> Reading text

* BEGIN *

[aosd-discuss] AOP languages mature enough to used in industry

Michael Haupt michael.haupt at hpi.uni-potsdam.de
Fri May 18 09:16:11 EDT 2007


Hi Dean,

Am 18.05.2007 um 14:23 schrieb Dean Wampler:
> Unless I'm mistaken, Spring supports the AspectJ pointcut language  
> for specifying where to apply advice/proxies as well as its  
> original syntax that is more like "apply an advice-like proxy to  
> this single class".

right. I was referring to the older versions of Spring AOP that  
didn't yet support AspectJ pointcuts, and also to similar interface  
mapping-based approaches like AspectS and COP in its various  
instantiations.

> My real point about the pointcut language (excuse the pun... ;) is  
> that a strong pointcut language is essential for AOP because we  
> need the ability the specify a complex collection of join points,  
> including various static and dynamic conditional constructs, in  
> order to have a truly modular system. That is, if AOP allows me to  
> modularize a concern, I need the ability to specify this in a very  
> succinct way in a single module. Apply advice is the easy part,  
> even in java, where there are plenty of good byte-code manipulation  
> libraries.

* END *

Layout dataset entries
* BEGIN *

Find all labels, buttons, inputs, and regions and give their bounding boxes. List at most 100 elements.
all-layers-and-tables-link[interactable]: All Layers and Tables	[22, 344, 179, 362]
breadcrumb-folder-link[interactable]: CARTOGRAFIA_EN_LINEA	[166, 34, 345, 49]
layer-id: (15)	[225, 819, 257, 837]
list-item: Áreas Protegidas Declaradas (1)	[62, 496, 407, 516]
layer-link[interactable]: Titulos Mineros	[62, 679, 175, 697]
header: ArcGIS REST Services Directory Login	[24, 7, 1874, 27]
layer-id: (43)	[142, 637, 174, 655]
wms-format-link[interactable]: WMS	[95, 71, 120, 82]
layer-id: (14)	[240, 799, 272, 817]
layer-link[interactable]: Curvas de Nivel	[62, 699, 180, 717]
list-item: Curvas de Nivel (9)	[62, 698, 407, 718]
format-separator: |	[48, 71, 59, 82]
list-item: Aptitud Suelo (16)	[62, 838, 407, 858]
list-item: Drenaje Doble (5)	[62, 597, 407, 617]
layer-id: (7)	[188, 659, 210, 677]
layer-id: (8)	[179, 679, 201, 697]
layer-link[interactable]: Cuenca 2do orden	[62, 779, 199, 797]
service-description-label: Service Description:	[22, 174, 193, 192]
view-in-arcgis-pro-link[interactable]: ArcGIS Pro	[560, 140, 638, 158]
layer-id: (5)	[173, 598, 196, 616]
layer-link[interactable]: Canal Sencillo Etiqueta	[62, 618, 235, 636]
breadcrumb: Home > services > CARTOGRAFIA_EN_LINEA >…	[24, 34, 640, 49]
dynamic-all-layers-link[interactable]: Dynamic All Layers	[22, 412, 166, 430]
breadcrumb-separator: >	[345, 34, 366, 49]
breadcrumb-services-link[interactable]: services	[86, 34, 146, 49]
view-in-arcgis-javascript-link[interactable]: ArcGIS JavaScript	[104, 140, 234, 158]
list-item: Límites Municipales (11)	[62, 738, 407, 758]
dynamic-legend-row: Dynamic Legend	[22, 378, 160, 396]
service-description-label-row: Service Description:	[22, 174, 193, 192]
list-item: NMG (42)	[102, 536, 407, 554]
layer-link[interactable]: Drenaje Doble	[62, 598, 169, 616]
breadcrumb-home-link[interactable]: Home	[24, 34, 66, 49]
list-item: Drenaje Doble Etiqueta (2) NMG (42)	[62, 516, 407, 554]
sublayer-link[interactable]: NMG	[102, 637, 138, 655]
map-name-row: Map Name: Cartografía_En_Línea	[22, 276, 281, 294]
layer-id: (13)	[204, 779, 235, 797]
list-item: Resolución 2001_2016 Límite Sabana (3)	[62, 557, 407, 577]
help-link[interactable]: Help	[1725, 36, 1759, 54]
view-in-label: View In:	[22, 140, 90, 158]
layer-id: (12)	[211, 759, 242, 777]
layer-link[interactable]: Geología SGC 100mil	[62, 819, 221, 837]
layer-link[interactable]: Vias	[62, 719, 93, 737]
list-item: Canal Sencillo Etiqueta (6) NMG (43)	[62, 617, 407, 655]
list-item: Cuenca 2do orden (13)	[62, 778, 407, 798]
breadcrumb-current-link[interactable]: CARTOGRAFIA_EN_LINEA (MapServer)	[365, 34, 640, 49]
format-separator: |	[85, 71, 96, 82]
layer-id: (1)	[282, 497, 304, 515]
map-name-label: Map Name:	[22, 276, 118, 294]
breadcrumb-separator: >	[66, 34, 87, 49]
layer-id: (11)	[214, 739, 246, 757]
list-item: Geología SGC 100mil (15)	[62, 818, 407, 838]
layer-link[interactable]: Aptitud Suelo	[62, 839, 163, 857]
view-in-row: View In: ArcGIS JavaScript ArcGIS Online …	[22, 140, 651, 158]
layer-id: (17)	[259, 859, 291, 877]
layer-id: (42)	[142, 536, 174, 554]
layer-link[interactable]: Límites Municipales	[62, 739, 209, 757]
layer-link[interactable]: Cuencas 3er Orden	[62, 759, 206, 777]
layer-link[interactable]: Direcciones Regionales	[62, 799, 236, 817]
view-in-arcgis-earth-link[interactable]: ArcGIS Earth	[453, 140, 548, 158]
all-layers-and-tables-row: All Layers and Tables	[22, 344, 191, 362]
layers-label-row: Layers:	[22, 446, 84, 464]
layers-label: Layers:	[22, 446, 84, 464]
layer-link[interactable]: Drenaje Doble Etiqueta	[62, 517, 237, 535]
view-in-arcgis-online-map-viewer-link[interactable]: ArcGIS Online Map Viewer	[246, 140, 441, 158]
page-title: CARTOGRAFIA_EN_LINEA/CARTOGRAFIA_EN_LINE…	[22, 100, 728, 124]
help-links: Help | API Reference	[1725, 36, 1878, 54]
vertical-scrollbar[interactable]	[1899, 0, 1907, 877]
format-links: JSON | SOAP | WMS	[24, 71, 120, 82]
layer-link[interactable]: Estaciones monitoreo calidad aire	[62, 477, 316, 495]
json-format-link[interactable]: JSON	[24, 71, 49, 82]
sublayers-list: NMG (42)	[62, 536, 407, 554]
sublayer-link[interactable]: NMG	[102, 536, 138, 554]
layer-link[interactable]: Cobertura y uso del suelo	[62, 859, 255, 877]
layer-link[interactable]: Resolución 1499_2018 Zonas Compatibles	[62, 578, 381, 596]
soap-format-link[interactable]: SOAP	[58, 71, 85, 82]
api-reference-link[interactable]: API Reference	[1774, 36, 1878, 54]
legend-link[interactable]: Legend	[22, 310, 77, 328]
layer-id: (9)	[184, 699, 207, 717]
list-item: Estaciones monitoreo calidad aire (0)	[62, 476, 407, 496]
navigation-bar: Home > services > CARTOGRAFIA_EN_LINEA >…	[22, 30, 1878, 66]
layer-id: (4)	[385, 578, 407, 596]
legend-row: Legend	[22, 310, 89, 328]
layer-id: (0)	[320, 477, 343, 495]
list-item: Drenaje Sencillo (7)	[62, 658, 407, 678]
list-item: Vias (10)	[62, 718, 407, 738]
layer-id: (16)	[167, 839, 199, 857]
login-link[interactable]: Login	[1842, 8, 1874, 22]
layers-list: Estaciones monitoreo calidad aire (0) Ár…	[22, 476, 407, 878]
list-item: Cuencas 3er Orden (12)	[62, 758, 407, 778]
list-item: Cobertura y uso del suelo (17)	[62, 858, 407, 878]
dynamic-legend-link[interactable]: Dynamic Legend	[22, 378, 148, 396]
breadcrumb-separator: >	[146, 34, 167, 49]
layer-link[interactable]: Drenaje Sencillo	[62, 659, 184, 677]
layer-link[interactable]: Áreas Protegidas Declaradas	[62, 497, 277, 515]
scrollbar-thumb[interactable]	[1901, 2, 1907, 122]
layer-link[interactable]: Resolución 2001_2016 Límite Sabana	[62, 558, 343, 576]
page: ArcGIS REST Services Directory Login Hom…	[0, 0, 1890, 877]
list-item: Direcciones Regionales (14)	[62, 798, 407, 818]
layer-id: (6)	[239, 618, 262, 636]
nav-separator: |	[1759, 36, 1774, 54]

* END *

> Exercise set
A. In the mailing list post, which approaches besides older versions of Spring AOP was Michael Haupt referring to?
B. Condense the paragraph of the mailing list post that begins "My real point about the pointcut language" into a shorter version that keeps its main facts.

> Answers provided
A. Similar interface mapping-based approaches like AspectS and COP in its various instantiations.

B. A strong pointcut language is essential for AOP. A truly modular system needs a way to specify a complex collection of join points, including static and dynamic conditional constructs. If AOP lets a concern be modularized, that concern must be expressible succinctly in a single module. Applying advice is the easy part, even in Java, which has plenty of good byte-code manipulation libraries.